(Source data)
-------

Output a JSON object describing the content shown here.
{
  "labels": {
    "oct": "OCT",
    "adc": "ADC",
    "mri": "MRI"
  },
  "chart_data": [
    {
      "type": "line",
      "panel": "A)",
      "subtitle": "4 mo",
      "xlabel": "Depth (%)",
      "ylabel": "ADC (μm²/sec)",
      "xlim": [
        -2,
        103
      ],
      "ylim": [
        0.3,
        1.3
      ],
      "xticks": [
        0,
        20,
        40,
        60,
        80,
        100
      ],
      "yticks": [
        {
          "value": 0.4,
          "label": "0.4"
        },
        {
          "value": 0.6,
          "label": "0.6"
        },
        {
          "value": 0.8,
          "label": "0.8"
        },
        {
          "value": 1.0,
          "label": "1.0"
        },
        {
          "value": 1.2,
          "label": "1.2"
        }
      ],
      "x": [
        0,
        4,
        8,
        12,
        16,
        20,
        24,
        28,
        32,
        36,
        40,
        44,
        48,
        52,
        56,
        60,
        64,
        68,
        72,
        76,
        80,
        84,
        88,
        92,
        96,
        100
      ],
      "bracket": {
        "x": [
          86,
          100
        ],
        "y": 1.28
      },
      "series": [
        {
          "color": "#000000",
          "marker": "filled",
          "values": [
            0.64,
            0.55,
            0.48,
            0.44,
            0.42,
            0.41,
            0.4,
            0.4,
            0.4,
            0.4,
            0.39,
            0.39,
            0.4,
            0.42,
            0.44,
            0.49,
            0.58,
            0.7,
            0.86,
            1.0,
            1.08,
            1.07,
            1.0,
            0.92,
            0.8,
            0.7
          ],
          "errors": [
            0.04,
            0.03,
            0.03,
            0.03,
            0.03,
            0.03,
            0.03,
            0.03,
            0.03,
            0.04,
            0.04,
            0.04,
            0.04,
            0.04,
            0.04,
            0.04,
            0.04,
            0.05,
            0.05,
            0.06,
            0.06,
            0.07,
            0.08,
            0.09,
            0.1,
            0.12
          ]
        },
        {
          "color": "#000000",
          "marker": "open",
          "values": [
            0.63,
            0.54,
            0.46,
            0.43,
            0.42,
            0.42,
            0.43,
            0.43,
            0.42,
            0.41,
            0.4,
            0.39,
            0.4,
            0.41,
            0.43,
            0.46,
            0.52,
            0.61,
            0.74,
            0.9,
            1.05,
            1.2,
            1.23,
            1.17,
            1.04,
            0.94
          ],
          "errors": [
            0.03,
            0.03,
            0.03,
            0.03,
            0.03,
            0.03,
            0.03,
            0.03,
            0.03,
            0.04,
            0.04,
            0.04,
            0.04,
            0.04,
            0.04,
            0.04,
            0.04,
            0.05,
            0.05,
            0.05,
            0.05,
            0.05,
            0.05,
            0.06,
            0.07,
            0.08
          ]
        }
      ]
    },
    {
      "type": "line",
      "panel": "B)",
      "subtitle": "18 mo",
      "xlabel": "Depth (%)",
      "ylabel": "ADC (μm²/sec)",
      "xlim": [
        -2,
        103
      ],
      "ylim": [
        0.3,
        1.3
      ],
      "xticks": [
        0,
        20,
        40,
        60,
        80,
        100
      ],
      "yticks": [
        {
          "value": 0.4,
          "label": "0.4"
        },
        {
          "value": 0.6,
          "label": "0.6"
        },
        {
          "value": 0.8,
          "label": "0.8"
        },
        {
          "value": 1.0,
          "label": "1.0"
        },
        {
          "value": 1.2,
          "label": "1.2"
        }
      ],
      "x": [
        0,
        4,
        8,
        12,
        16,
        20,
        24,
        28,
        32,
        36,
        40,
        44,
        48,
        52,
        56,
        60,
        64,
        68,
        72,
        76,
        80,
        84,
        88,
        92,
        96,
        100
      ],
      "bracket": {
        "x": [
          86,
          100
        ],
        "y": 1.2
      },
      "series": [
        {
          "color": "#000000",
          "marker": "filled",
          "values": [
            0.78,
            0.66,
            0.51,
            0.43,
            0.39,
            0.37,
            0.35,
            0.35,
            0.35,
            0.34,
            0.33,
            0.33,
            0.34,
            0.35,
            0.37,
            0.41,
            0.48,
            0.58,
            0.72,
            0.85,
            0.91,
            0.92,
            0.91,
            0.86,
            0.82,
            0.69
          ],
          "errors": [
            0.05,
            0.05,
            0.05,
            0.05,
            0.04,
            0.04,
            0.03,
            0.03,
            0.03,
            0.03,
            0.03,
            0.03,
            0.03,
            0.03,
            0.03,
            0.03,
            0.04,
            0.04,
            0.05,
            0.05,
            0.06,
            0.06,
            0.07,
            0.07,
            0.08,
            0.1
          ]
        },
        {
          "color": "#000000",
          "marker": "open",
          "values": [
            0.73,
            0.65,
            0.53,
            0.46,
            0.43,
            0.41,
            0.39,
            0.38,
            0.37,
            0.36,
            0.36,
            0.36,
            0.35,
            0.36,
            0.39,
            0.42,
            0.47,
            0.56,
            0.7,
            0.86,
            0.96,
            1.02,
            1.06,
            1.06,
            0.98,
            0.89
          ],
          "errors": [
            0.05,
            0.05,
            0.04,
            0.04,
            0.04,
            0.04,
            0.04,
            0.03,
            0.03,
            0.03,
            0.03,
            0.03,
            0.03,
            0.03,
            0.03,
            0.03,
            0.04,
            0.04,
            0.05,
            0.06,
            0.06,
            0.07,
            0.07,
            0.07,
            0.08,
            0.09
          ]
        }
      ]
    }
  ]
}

-------

* Set exercise
Transcribe the material above in its entirety. Match it exactly.

* Written response
Output a JSON object describing the content shown here.
{
  "labels": {
    "oct": "OCT",
    "adc": "ADC",
    "mri": "MRI"
  },
  "chart_data": [
    {
      "type": "line",
      "panel": "A)",
      "subtitle": "4 mo",
      "xlabel": "Depth (%)",
      "ylabel": "ADC (μm²/sec)",
      "xlim": [
        -2,
        103
      ],
      "ylim": [
        0.3,
        1.3
      ],
      "xticks": [
        0,
        20,
        40,
        60,
        80,
        100
      ],
      "yticks": [
        {
          "value": 0.4,
          "label": "0.4"
        },
        {
          "value": 0.6,
          "label": "0.6"
        },
        {
          "value": 0.8,
          "label": "0.8"
        },
        {
          "value": 1.0,
          "label": "1.0"
        },
        {
          "value": 1.2,
          "label": "1.2"
        }
      ],
      "x": [
        0,
        4,
        8,
        12,
        16,
        20,
        24,
        28,
        32,
        36,
        40,
        44,
        48,
        52,
        56,
        60,
        64,
        68,
        72,
        76,
        80,
        84,
        88,
        92,
        96,
        100
      ],
      "bracket": {
        "x": [
          86,
          100
        ],
        "y": 1.28
      },
      "series": [
        {
          "color": "#000000",
          "marker": "filled",
          "values": [
            0.64,
            0.55,
            0.48,
            0.44,
            0.42,
            0.41,
            0.4,
            0.4,
            0.4,
            0.4,
            0.39,
            0.39,
            0.4,
            0.42,
            0.44,
            0.49,
            0.58,
            0.7,
            0.86,
            1.0,
            1.08,
            1.07,
            1.0,
            0.92,
            0.8,
            0.7
          ],
          "errors": [
            0.04,
            0.03,
            0.03,
            0.03,
            0.03,
            0.03,
            0.03,
            0.03,
            0.03,
            0.04,
            0.04,
            0.04,
            0.04,
            0.04,
            0.04,
            0.04,
            0.04,
            0.05,
            0.05,
            0.06,
            0.06,
            0.07,
            0.08,
            0.09,
            0.1,
            0.12
          ]
        },
        {
          "color": "#000000",
          "marker": "open",
          "values": [
            0.63,
            0.54,
            0.46,
            0.43,
            0.42,
            0.42,
            0.43,
            0.43,
            0.42,
            0.41,
            0.4,
            0.39,
            0.4,
            0.41,
            0.43,
            0.46,
            0.52,
            0.61,
            0.74,
            0.9,
            1.05,
            1.2,
            1.23,
            1.17,
            1.04,
            0.94
          ],
          "errors": [
            0.03,
            0.03,
            0.03,
            0.03,
            0.03,
            0.03,
            0.03,
            0.03,
            0.03,
            0.04,
            0.04,
            0.04,
            0.04,
            0.04,
            0.04,
            0.04,
            0.04,
            0.05,
            0.05,
            0.05,
            0.05,
            0.05,
            0.05,
            0.06,
            0.07,
            0.08
          ]
        }
      ]
    },
    {
      "type": "line",
      "panel": "B)",
      "subtitle": "18 mo",
      "xlabel": "Depth (%)",
      "ylabel": "ADC (μm²/sec)",
      "xlim": [
        -2,
        103
      ],
      "ylim": [
        0.3,
        1.3
      ],
      "xticks": [
        0,
        20,
        40,
        60,
        80,
        100
      ],
      "yticks": [
        {
          "value": 0.4,
          "label": "0.4"
        },
        {
          "value": 0.6,
          "label": "0.6"
        },
        {
          "value": 0.8,
          "label": "0.8"
        },
        {
          "value": 1.0,
          "label": "1.0"
        },
        {
          "value": 1.2,
          "label": "1.2"
        }
      ],
      "x": [
        0,
        4,
        8,
        12,
        16,
        20,
        24,
        28,
        32,
        36,
        40,
        44,
        48,
        52,
        56,
        60,
        64,
        68,
        72,
        76,
        80,
        84,
        88,
        92,
        96,
        100
      ],
      "bracket": {
        "x": [
          86,
          100
        ],
        "y": 1.2
      },
      "series": [
        {
          "color": "#000000",
          "marker": "filled",
          "values": [
            0.78,
            0.66,
            0.51,
            0.43,
            0.39,
            0.37,
            0.35,
            0.35,
            0.35,
            0.34,
            0.33,
            0.33,
            0.34,
            0.35,
            0.37,
            0.41,
            0.48,
            0.58,
            0.72,
            0.85,
            0.91,
            0.92,
            0.91,
            0.86,
            0.82,
            0.69
          ],
          "errors": [
            0.05,
            0.05,
            0.05,
            0.05,
            0.04,
            0.04,
            0.03,
            0.03,
            0.03,
            0.03,
            0.03,
            0.03,
            0.03,
            0.03,
            0.03,
            0.03,
            0.04,
            0.04,
            0.05,
            0.05,
            0.06,
            0.06,
            0.07,
            0.07,
            0.08,
            0.1
          ]
        },
        {
          "color": "#000000",
          "marker": "open",
          "values": [
            0.73,
            0.65,
            0.53,
            0.46,
            0.43,
            0.41,
            0.39,
            0.38,
            0.37,
            0.36,
            0.36,
            0.36,
            0.35,
            0.36,
            0.39,
            0.42,
            0.47,
            0.56,
            0.7,
            0.86,
            0.96,
            1.02,
            1.06,
            1.06,
            0.98,
            0.89
          ],
          "errors": [
            0.05,
            0.05,
            0.04,
            0.04,
            0.04,
            0.04,
            0.04,
            0.03,
            0.03,
            0.03,
            0.03,
            0.03,
            0.03,
            0.03,
            0.03,
            0.03,
            0.04,
            0.04,
            0.05,
            0.06,
            0.06,
            0.07,
            0.07,
            0.07,
            0.08,
            0.09
          ]
        }
      ]
    }
  ]
}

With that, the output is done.